● **Required work**
Transcribe all of the material below word for word and leave out its pictures.

● **Data**
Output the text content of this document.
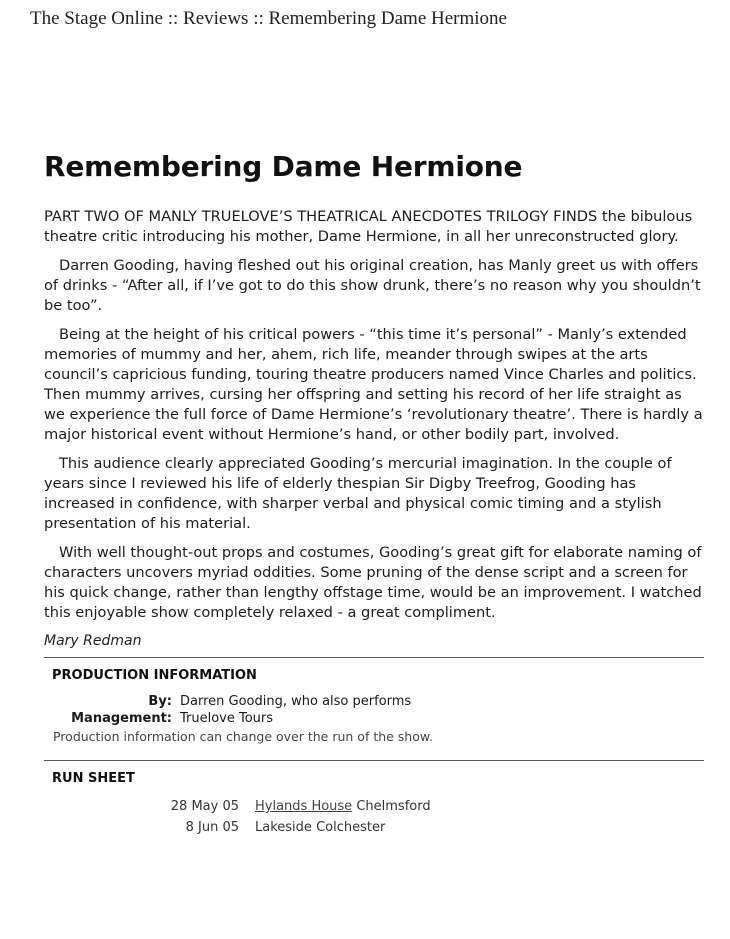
The Stage Online :: Reviews :: Remembering Dame Hermione
Remembering Dame Hermione

PART TWO OF MANLY TRUELOVE’S THEATRICAL ANECDOTES TRILOGY FINDS the bibulous theatre critic introducing his mother, Dame Hermione, in all her unreconstructed glory.

Darren Gooding, having fleshed out his original creation, has Manly greet us with offers of drinks - “After all, if I’ve got to do this show drunk, there’s no reason why you shouldn’t be too”.

Being at the height of his critical powers - “this time it’s personal” - Manly’s extended memories of mummy and her, ahem, rich life, meander through swipes at the arts council’s capricious funding, touring theatre producers named Vince Charles and politics. Then mummy arrives, cursing her offspring and setting his record of her life straight as we experience the full force of Dame Hermione’s ‘revolutionary theatre’. There is hardly a major historical event without Hermione’s hand, or other bodily part, involved.

This audience clearly appreciated Gooding’s mercurial imagination. In the couple of years since I reviewed his life of elderly thespian Sir Digby Treefrog, Gooding has increased in confidence, with sharper verbal and physical comic timing and a stylish presentation of his material.

With well thought-out props and costumes, Gooding’s great gift for elaborate naming of characters uncovers myriad oddities. Some pruning of the dense script and a screen for his quick change, rather than lengthy offstage time, would be an improvement. I watched this enjoyable show completely relaxed - a great compliment.

Mary Redman
PRODUCTION INFORMATION
By: Darren Gooding, who also performs
Management: Truelove Tours
Production information can change over the run of the show.
RUN SHEET
28 May 05	Hylands House Chelmsford
8 Jun 05	Lakeside Colchester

● **Result of the task**
Output the text content of this document.
The Stage Online :: Reviews :: Remembering Dame Hermione
Remembering Dame Hermione

PART TWO OF MANLY TRUELOVE’S THEATRICAL ANECDOTES TRILOGY FINDS the bibulous theatre critic introducing his mother, Dame Hermione, in all her unreconstructed glory.

Darren Gooding, having fleshed out his original creation, has Manly greet us with offers of drinks - “After all, if I’ve got to do this show drunk, there’s no reason why you shouldn’t be too”.

Being at the height of his critical powers - “this time it’s personal” - Manly’s extended memories of mummy and her, ahem, rich life, meander through swipes at the arts council’s capricious funding, touring theatre producers named Vince Charles and politics. Then mummy arrives, cursing her offspring and setting his record of her life straight as we experience the full force of Dame Hermione’s ‘revolutionary theatre’. There is hardly a major historical event without Hermione’s hand, or other bodily part, involved.

This audience clearly appreciated Gooding’s mercurial imagination. In the couple of years since I reviewed his life of elderly thespian Sir Digby Treefrog, Gooding has increased in confidence, with sharper verbal and physical comic timing and a stylish presentation of his material.

With well thought-out props and costumes, Gooding’s great gift for elaborate naming of characters uncovers myriad oddities. Some pruning of the dense script and a screen for his quick change, rather than lengthy offstage time, would be an improvement. I watched this enjoyable show completely relaxed - a great compliment.

Mary Redman
PRODUCTION INFORMATION
By: Darren Gooding, who also performs
Management: Truelove Tours
Production information can change over the run of the show.
RUN SHEET
28 May 05	Hylands House Chelmsford
8 Jun 05	Lakeside Colchester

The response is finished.